▶ _Source document_
3. Manage your projects using a Gant Chart

A Gantt chart is a project management tool assisting in the planning and scheduling of projects. Project management timelines and tasks are converted into a horizontal bar chart, showing start and end dates, as well as dependencies, scheduling, and deadlines, including how much of the task is completed per stage and who is the task owner. This is useful to keep tasks on track when there is a large team and multiple stakeholders when the scope changes. 

360 Estimator automatically creates a Gantt Chart for your project and allows you to modify the start and end dates, dependencies, percentage completed, and task owner.  

4. Create cost reports

Cost reports are used in the post-contract phase of the project. Successful projects are delivered with the required quality standards, on time, and within budget. One of the most important cost control actions is submitting regular, monthly in general, up-to-date, and accurate cost reports.

360 Estimator assists you in the post-contract phase of the project to create regular, up-to-date, and accurate Cost Reports. The progress is recorded and automatically synchronized with the Gantt Chart.

5. Engage with your customers

360 Estimator allows you to Manage and build the relationship with your customers using our integrated Customer Relationship Management (CRM) module.


6. Take control of your projects using the Dashboard

360 Estimator allows you to customize your dashboard and always have access to any information about your projects, customers, and teams.

7. Use the Mobile app
You can download the Estimator AR app on your mobile phone from  or  and use it as an alternative to viewing your projects created in 360 Estimator or as a stand-alone app for simple projects. 

Thank you for watching this video and please go to 360estimator.com web page and create free trial account now!

In this lesson, I want to show you how to create an Estimate using 360 Estimator and Craftsman Book Company’s cost books.

An estimate is a forecast of the construction costs. An Estimate is prepared by breaking down the items of work of a project and determining the cost of each item.

1. Add a Project

  • First, select the Projects page
  • Then select the Proposals Folder
  • Using right-click choose Add project
  • Enter the name of the Project, for example, Standard foundation, and press Enter
  • then, press Enter to open the project

2. Add cost items in your  Estimate

360 Estimator has access to Craftsman Book Company’s cost books, a database with over 100,000 cost items for construction and installation works. You can search for items by name or symbol.

  • enter the keywords for your first cost item, for example, Excavation
  • choose the correct cost item, enter the quantity, for example, 10 Cubic Yards, and press Enter to add the cost item to your estimate

Cost items are the basics of an estimate, representing the quantity of work that needs to be done. A cost item consists of material, labor, and equipment prices.

  • enter the keywords for the second and any additional cost items you want to add to your estimate, for example, Concrete form
  • choose the correct cost item, enter the quantity for example 15, and press Enter to add the cost item to your estimate

If you want to search for a cost item in a specific catalog,

  • open the Items left panel and for example, Choose Standard items, Craftsman books, Construction, Residential division, Concrete and press Search
  • choose the correct item, for example, Footing and foundation concrete, enter the quantity, for example, 10 Cubic Yards, and press the Enter to add it to your estimate

3. When you want to Print an Estimate

  • from the top right corner, press Reports, choose Estimate and press Export  

4. Set the Area of your project in order to be able to apply the Area Modification Factor

Area modification factors are revised and published by Craftsman Book Company to account for relative changes in labor and material costs from area to area.

▶ _Stated task_
Rewrite the 360 Estimator text from "4. Create cost" up to and including "Management (CRM) module.", changing "customers" to "clients" throughout.

▶ _Listed records_
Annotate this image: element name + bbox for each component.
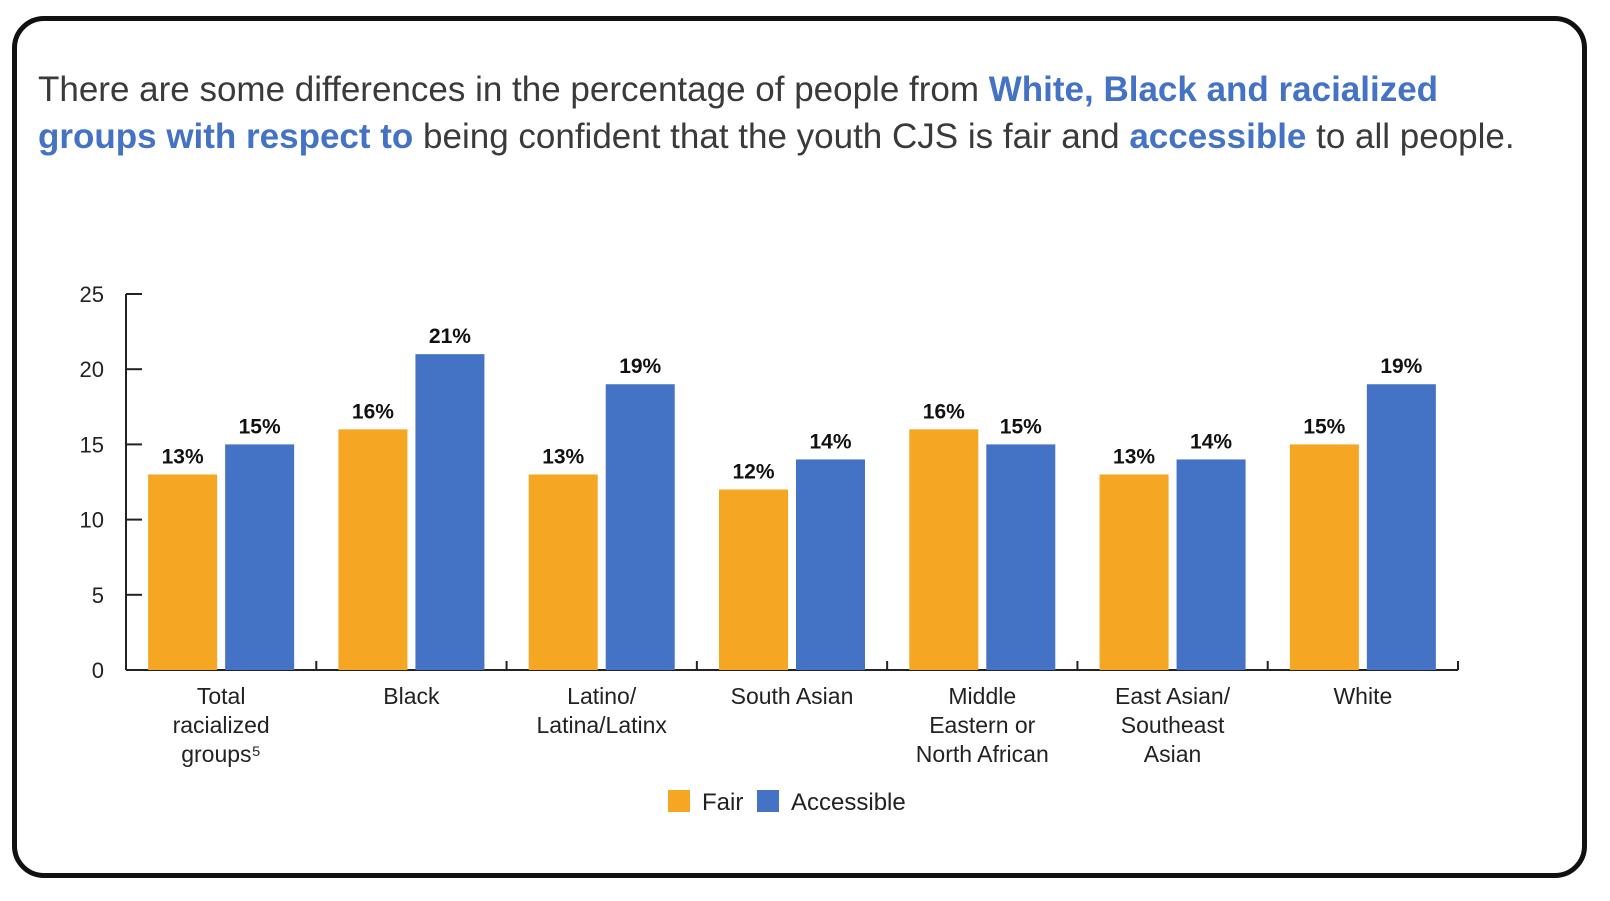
legend-label-accessible: Accessible <box>791 789 906 816</box>
legend-label-fair: Fair <box>702 789 743 816</box>
data-label-fair: 13% <box>1113 445 1155 468</box>
bar-fair <box>528 474 598 670</box>
data-label-fair: 16% <box>352 400 394 423</box>
y-tick-label: 5 <box>92 583 104 608</box>
bar-accessible <box>225 444 295 670</box>
data-label-accessible: 19% <box>619 355 661 378</box>
y-tick-label: 15 <box>80 432 104 457</box>
chart-headline: There are some differences in the percen… <box>38 66 1558 160</box>
bar-fair <box>338 429 408 670</box>
x-category-label: White <box>1333 683 1392 709</box>
x-category-label: Middle Eastern or North African <box>916 683 1049 767</box>
x-category-label: Latino/Latina/Latinx <box>536 683 667 738</box>
headline-part-4: to all people. <box>1306 117 1515 156</box>
bar-accessible <box>1176 459 1246 670</box>
y-tick-label: 20 <box>80 357 104 382</box>
x-category-label: East Asian/Southeast Asian <box>1115 683 1231 767</box>
chart-bars <box>148 354 1436 670</box>
headline-part-0: There are some differences in the percen… <box>38 70 989 109</box>
bar-fair <box>719 489 788 670</box>
data-label-accessible: 21% <box>429 325 471 348</box>
y-tick-label: 25 <box>80 282 104 307</box>
data-label-fair: 12% <box>732 461 774 484</box>
chart-legend: Fair Accessible <box>668 789 906 816</box>
x-category-label: South Asian <box>731 683 854 709</box>
data-label-fair: 15% <box>1303 415 1345 438</box>
data-label-fair: 13% <box>162 445 204 468</box>
bar-fair <box>148 474 218 670</box>
y-tick-label: 0 <box>92 658 104 683</box>
chart-labels: 13% 15% Total racialized groups⁵ 16% 21% Black 1… <box>162 325 1423 767</box>
bar-accessible <box>605 384 675 670</box>
x-category-label: Total racialized groups⁵ <box>173 683 270 767</box>
bar-accessible <box>1366 384 1436 670</box>
data-label-accessible: 19% <box>1380 355 1422 378</box>
data-label-fair: 16% <box>923 400 965 423</box>
headline-part-3: accessible <box>1129 117 1307 156</box>
bar-accessible <box>986 444 1056 670</box>
headline-part-1: White, Black and racialized groups with … <box>38 70 1439 156</box>
data-label-accessible: 15% <box>1000 415 1042 438</box>
bar-fair <box>909 429 979 670</box>
bar-accessible <box>415 354 485 670</box>
y-tick-label: 10 <box>80 508 104 533</box>
bar-fair <box>1099 474 1169 670</box>
x-category-label: Black <box>383 683 440 709</box>
bar-accessible <box>796 459 865 670</box>
legend-swatch-fair <box>668 790 690 812</box>
bar-fair <box>1289 444 1359 670</box>
data-label-fair: 13% <box>542 445 584 468</box>
headline-part-2: being confident that the youth CJS is fa… <box>413 117 1130 156</box>
data-label-accessible: 15% <box>239 415 281 438</box>
data-label-accessible: 14% <box>809 430 851 453</box>
data-label-accessible: 14% <box>1190 430 1232 453</box>
legend-swatch-accessible <box>757 790 779 812</box>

▶ _Finished exercise_
4. Create cost reports

Cost reports are used in the post-contract phase of the project. Successful projects are delivered with the required quality standards, on time, and within budget. One of the most important cost control actions is submitting regular, monthly in general, up-to-date, and accurate cost reports.

360 Estimator assists you in the post-contract phase of the project to create regular, up-to-date, and accurate Cost Reports. The progress is recorded and automatically synchronized with the Gantt Chart.

5. Engage with your clients

360 Estimator allows you to Manage and build the relationship with your clients using our integrated Customer Relationship Management (CRM) module.